■ The task
Can you format the entries below as a Markdown table with the columns Row and Entry line, numbering each row and leaving out any blank lines?

■ Extracted material

-- begin --

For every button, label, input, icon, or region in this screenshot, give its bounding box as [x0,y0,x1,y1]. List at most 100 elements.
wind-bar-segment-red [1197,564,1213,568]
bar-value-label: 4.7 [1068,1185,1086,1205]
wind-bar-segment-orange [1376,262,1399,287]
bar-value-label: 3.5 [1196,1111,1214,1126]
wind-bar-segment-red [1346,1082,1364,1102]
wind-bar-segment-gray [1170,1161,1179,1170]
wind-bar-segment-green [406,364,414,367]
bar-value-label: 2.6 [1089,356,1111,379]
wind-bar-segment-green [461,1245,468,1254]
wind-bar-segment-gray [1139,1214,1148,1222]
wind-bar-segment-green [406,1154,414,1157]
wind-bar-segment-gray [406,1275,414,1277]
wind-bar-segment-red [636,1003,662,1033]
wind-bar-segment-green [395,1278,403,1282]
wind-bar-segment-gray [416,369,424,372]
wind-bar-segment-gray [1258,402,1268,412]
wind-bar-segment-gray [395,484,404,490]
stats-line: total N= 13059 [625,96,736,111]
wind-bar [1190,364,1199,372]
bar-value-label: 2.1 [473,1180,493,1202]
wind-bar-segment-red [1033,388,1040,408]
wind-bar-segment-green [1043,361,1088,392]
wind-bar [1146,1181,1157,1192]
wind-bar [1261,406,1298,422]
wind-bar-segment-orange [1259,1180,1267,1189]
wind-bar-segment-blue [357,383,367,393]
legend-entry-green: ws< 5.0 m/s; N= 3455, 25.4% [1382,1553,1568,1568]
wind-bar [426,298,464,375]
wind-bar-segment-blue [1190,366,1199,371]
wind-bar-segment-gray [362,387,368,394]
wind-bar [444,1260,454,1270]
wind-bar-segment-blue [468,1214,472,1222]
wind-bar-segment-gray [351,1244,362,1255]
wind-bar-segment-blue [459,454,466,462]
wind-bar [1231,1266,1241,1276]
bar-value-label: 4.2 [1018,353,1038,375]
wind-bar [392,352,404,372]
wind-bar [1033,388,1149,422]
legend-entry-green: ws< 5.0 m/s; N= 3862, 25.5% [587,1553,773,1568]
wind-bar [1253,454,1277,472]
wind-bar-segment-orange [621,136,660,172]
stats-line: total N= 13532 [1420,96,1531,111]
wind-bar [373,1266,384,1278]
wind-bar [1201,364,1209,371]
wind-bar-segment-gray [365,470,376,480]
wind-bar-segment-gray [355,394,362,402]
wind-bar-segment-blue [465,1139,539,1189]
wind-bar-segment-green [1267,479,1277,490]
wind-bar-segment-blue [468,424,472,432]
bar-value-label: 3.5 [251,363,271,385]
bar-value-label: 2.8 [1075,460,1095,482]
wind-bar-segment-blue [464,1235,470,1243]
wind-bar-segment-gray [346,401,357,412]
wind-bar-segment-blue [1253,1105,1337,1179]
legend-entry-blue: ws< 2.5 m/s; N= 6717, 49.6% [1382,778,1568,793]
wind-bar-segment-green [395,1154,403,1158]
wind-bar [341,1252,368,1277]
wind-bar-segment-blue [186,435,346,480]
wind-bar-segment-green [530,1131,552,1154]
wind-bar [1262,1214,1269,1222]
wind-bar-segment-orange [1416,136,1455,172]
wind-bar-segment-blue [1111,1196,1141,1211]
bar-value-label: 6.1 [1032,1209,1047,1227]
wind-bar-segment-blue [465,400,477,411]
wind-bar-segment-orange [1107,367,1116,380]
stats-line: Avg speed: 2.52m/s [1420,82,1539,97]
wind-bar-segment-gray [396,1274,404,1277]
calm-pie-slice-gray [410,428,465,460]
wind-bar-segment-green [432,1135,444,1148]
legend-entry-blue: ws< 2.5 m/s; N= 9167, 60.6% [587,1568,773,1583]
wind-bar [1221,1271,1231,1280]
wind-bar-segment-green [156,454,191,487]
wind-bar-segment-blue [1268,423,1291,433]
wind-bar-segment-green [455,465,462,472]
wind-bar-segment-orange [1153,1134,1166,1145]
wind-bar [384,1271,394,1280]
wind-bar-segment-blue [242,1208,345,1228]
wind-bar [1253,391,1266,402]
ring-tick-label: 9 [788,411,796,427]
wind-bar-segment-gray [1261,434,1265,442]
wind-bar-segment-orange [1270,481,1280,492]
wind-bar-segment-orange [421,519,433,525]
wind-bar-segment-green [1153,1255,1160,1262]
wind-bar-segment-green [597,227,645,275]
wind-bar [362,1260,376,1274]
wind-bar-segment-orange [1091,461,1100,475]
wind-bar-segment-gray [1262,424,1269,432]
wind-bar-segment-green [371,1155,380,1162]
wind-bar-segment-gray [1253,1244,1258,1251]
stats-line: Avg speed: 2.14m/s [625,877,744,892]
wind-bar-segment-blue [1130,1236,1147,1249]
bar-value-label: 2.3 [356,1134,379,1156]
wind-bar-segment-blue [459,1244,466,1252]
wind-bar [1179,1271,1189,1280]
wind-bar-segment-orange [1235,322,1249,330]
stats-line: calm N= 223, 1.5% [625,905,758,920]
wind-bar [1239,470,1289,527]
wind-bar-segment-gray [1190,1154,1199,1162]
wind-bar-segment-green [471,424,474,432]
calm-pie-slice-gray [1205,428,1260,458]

-- end --

■ Output below
| Row | Entry line |
|---|---|
| 1 | For every button, label, input, icon, or region in this screenshot, give its bounding box as [x0,y0,x1,y1]. List at most 100 elements. |
| 2 | wind-bar-segment-red [1197,564,1213,568] |
| 3 | bar-value-label: 4.7 [1068,1185,1086,1205] |
| 4 | wind-bar-segment-orange [1376,262,1399,287] |
| 5 | bar-value-label: 3.5 [1196,1111,1214,1126] |
| 6 | wind-bar-segment-red [1346,1082,1364,1102] |
| 7 | wind-bar-segment-gray [1170,1161,1179,1170] |
| 8 | wind-bar-segment-green [406,364,414,367] |
| 9 | bar-value-label: 2.6 [1089,356,1111,379] |
| 10 | wind-bar-segment-green [461,1245,468,1254] |
| 11 | wind-bar-segment-gray [1139,1214,1148,1222] |
| 12 | wind-bar-segment-green [406,1154,414,1157] |
| 13 | wind-bar-segment-gray [406,1275,414,1277] |
| 14 | wind-bar-segment-red [636,1003,662,1033] |
| 15 | wind-bar-segment-green [395,1278,403,1282] |
| 16 | wind-bar-segment-gray [416,369,424,372] |
| 17 | wind-bar-segment-gray [1258,402,1268,412] |
| 18 | wind-bar-segment-gray [395,484,404,490] |
| 19 | stats-line: total N= 13059 [625,96,736,111] |
| 20 | wind-bar [1190,364,1199,372] |
| 21 | bar-value-label: 2.1 [473,1180,493,1202] |
| 22 | wind-bar-segment-red [1033,388,1040,408] |
| 23 | wind-bar-segment-green [1043,361,1088,392] |
| 24 | wind-bar [1146,1181,1157,1192] |
| 25 | wind-bar [1261,406,1298,422] |
| 26 | wind-bar-segment-orange [1259,1180,1267,1189] |
| 27 | wind-bar-segment-blue [357,383,367,393] |
| 28 | legend-entry-green: ws< 5.0 m/s; N= 3455, 25.4% [1382,1553,1568,1568] |
| 29 | wind-bar [426,298,464,375] |
| 30 | wind-bar-segment-blue [1190,366,1199,371] |
| 31 | wind-bar-segment-gray [362,387,368,394] |
| 32 | wind-bar [444,1260,454,1270] |
| 33 | wind-bar-segment-blue [468,1214,472,1222] |
| 34 | wind-bar-segment-gray [351,1244,362,1255] |
| 35 | wind-bar-segment-blue [459,454,466,462] |
| 36 | wind-bar [1231,1266,1241,1276] |
| 37 | bar-value-label: 4.2 [1018,353,1038,375] |
| 38 | wind-bar [392,352,404,372] |
| 39 | wind-bar [1033,388,1149,422] |
| 40 | legend-entry-green: ws< 5.0 m/s; N= 3862, 25.5% [587,1553,773,1568] |
| 41 | wind-bar [1253,454,1277,472] |
| 42 | wind-bar-segment-orange [621,136,660,172] |
| 43 | stats-line: total N= 13532 [1420,96,1531,111] |
| 44 | wind-bar [373,1266,384,1278] |
| 45 | wind-bar [1201,364,1209,371] |
| 46 | wind-bar-segment-gray [365,470,376,480] |
| 47 | wind-bar-segment-gray [355,394,362,402] |
| 48 | wind-bar-segment-blue [465,1139,539,1189] |
| 49 | wind-bar-segment-green [1267,479,1277,490] |
| 50 | wind-bar-segment-blue [468,424,472,432] |
| 51 | bar-value-label: 3.5 [251,363,271,385] |
| 52 | bar-value-label: 2.8 [1075,460,1095,482] |
| 53 | wind-bar-segment-blue [464,1235,470,1243] |
| 54 | wind-bar-segment-gray [346,401,357,412] |
| 55 | wind-bar-segment-blue [1253,1105,1337,1179] |
| 56 | legend-entry-blue: ws< 2.5 m/s; N= 6717, 49.6% [1382,778,1568,793] |
| 57 | wind-bar-segment-green [395,1154,403,1158] |
| 58 | wind-bar [341,1252,368,1277] |
| 59 | wind-bar-segment-blue [186,435,346,480] |
| 60 | wind-bar-segment-green [530,1131,552,1154] |
| 61 | wind-bar [1262,1214,1269,1222] |
| 62 | wind-bar-segment-orange [1416,136,1455,172] |
| 63 | wind-bar-segment-blue [1111,1196,1141,1211] |
| 64 | bar-value-label: 6.1 [1032,1209,1047,1227] |
| 65 | wind-bar-segment-blue [465,400,477,411] |
| 66 | wind-bar-segment-orange [1107,367,1116,380] |
| 67 | stats-line: Avg speed: 2.52m/s [1420,82,1539,97] |
| 68 | wind-bar-segment-gray [396,1274,404,1277] |
| 69 | calm-pie-slice-gray [410,428,465,460] |
| 70 | wind-bar-segment-green [432,1135,444,1148] |
| 71 | legend-entry-blue: ws< 2.5 m/s; N= 9167, 60.6% [587,1568,773,1583] |
| 72 | wind-bar [1221,1271,1231,1280] |
| 73 | wind-bar-segment-green [156,454,191,487] |
| 74 | wind-bar-segment-blue [1268,423,1291,433] |
| 75 | wind-bar-segment-green [455,465,462,472] |
| 76 | wind-bar-segment-orange [1153,1134,1166,1145] |
| 77 | wind-bar [384,1271,394,1280] |
| 78 | wind-bar-segment-blue [242,1208,345,1228] |
| 79 | wind-bar [1253,391,1266,402] |
| 80 | ring-tick-label: 9 [788,411,796,427] |
| 81 | wind-bar-segment-gray [1261,434,1265,442] |
| 82 | wind-bar-segment-orange [1270,481,1280,492] |
| 83 | wind-bar-segment-orange [421,519,433,525] |
| 84 | wind-bar-segment-green [1153,1255,1160,1262] |
| 85 | wind-bar-segment-green [597,227,645,275] |
| 86 | wind-bar [362,1260,376,1274] |
| 87 | wind-bar-segment-orange [1091,461,1100,475] |
| 88 | wind-bar-segment-gray [1262,424,1269,432] |
| 89 | wind-bar-segment-green [371,1155,380,1162] |
| 90 | wind-bar-segment-gray [1253,1244,1258,1251] |
| 91 | stats-line: Avg speed: 2.14m/s [625,877,744,892] |
| 92 | wind-bar-segment-blue [1130,1236,1147,1249] |
| 93 | bar-value-label: 2.3 [356,1134,379,1156] |
| 94 | wind-bar-segment-blue [459,1244,466,1252] |
| 95 | wind-bar [1179,1271,1189,1280] |
| 96 | wind-bar-segment-orange [1235,322,1249,330] |
| 97 | stats-line: calm N= 223, 1.5% [625,905,758,920] |
| 98 | wind-bar [1239,470,1289,527] |
| 99 | wind-bar-segment-gray [1190,1154,1199,1162] |
| 100 | wind-bar-segment-green [471,424,474,432] |
| 101 | calm-pie-slice-gray [1205,428,1260,458] |